* Document text *
This time it is not business as usual. Empty streets, no people, no cars, clear blue skies, producing less, consuming less, reinventing habits, schedule and priorities. It looks like fiction, but it is real. And global. What happens next door is also happening thousands of miles away. Not even wars have exposed so many distant countries all around the world on such an equal basis. Iran after China, Italy after Iran, Spain after Italy, the US after Spain, Britain after the US, India after all. Countries and people: princes, dignitaries, footballers, workers, men and women, the old and the young. All exposed.
We needed the coronavirus to show that everything can change and that everything can be changed. And very quickly. On December 31 last year, China alerted the World Health Organisation (WHO) to several cases of atypical pneumonia in Wuhan. The day after the city’s Huanan Seafood Wholesale Market was shut down. A few weeks later, we are talking of a global pandemic, that has spread to at least 170 countries and territories.
Extreme situations need extreme measures. Despite being so close to China, Singapore managed to be one step ahead of the coronavirus. On March 24 the cases in the country were 558, more than half imported, 17 patients in critical condition and two victims out of a population of 5.6 million people. A stark contrast with Lombardy, an Italian region of 10 million people, which had registered in the same period a total of 32,346 cases, 1,236 in critical condition and 4,474 deaths. There is a difference here and not a minor one.
Singapore took note of what was happening in China and acted. The government did not react to an out-of-control situation but tried to prevent it. Whereas Italy, just like the rest of the world, was under the illusion that coronavirus was one of those things that will never happen or only happen to others. Some tried to deny the coronavirus matter, then to dismiss it, then debunk it, and only when there was no alternative they had to face reality. Misjudgement, wrong assumptions and the fear to lose consensus prevented many governments from acting in advance. All warning signs ignored. Only when the scale and the nature of the coronavirus issue were fully realised, measures came into play. Unfortunately, it was too little, too late for too many. Now, please replace in the above lines coronavirus with climate change.

* The task *
Reproduce the passage on the coronavirus pandemic word for word, everything from "This time it" down to "young. All exposed.".

* Page segmentation data *
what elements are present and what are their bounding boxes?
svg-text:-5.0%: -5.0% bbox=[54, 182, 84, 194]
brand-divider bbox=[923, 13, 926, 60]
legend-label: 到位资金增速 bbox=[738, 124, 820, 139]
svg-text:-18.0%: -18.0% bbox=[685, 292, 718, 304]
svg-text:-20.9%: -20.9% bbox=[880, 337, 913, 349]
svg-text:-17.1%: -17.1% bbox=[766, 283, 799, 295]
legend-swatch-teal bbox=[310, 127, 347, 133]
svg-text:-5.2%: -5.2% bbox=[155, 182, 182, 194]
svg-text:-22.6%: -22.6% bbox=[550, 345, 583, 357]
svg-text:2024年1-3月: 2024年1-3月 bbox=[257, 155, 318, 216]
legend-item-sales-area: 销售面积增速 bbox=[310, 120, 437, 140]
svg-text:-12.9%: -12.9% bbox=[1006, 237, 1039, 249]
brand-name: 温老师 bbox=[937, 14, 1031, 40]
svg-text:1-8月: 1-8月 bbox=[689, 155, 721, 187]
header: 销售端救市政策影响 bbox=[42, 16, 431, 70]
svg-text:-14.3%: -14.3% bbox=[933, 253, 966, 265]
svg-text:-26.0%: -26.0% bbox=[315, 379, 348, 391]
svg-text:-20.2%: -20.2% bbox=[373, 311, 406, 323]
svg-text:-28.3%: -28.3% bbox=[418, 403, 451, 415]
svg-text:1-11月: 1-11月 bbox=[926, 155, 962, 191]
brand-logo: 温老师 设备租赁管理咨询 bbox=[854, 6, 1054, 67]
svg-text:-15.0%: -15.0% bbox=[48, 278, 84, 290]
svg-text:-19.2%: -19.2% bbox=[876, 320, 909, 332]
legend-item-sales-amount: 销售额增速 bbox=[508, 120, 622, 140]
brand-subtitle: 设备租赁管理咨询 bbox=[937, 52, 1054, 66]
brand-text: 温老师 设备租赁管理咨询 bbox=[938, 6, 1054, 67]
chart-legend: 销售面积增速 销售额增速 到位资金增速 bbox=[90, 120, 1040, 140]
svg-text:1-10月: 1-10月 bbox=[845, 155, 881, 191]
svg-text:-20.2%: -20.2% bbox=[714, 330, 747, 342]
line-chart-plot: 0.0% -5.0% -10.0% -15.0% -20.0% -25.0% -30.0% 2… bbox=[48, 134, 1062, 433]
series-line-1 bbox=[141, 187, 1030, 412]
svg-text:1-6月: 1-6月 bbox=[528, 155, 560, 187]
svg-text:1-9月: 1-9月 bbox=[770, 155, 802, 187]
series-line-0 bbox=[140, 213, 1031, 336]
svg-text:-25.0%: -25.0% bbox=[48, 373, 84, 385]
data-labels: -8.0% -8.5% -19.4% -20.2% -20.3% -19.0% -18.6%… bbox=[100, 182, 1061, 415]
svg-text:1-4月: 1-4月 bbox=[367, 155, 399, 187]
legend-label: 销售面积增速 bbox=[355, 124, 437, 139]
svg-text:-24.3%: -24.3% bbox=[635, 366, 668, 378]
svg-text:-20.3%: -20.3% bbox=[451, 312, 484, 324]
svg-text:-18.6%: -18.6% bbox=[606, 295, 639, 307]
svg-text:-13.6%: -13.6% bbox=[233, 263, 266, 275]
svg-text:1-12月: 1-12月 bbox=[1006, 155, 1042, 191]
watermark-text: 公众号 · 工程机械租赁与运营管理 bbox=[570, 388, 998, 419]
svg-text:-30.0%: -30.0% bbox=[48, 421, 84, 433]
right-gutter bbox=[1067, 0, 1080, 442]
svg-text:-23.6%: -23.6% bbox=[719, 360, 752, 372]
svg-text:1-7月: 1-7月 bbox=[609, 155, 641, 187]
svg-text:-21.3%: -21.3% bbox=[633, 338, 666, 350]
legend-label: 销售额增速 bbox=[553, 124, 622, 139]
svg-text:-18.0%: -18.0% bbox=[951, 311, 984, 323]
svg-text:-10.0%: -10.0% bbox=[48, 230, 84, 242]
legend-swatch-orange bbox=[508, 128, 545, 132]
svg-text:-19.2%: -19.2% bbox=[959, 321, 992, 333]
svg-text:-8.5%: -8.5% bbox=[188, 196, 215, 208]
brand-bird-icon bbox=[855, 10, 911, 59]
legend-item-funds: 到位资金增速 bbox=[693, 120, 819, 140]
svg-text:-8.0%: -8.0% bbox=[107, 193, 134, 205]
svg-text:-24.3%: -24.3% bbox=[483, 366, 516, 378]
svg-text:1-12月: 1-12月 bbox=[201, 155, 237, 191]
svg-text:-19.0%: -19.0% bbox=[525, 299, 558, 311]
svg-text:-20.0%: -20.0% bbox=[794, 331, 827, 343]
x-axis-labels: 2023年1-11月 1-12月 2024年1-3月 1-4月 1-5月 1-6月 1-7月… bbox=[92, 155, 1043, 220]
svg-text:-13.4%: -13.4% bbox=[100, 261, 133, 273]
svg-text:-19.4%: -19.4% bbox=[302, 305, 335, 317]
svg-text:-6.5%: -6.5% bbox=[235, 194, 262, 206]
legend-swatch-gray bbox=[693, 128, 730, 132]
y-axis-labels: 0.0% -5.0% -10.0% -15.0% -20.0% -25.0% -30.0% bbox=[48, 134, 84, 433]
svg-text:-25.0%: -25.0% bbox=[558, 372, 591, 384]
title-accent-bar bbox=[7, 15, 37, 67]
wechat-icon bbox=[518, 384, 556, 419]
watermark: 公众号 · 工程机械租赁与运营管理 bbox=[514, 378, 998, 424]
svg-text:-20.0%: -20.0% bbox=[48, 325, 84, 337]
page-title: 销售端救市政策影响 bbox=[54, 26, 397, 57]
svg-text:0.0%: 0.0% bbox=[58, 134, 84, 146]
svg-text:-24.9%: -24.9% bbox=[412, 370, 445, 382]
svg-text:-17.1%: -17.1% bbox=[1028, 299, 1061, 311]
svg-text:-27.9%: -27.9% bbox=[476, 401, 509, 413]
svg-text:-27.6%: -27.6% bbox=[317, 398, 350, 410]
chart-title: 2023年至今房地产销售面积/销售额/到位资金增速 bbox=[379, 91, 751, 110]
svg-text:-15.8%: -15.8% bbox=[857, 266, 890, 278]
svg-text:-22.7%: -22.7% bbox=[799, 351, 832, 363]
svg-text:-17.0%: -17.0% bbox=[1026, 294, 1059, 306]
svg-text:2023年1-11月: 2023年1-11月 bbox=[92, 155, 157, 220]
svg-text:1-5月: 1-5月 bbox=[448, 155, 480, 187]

* Final answer *
This time it is not business as usual. Empty streets, no people, no cars, clear blue skies, producing less, consuming less, reinventing habits, schedule and priorities. It looks like fiction, but it is real. And global. What happens next door is also happening thousands of miles away. Not even wars have exposed so many distant countries all around the world on such an equal basis. Iran after China, Italy after Iran, Spain after Italy, the US after Spain, Britain after the US, India after all. Countries and people: princes, dignitaries, footballers, workers, men and women, the old and the young. All exposed.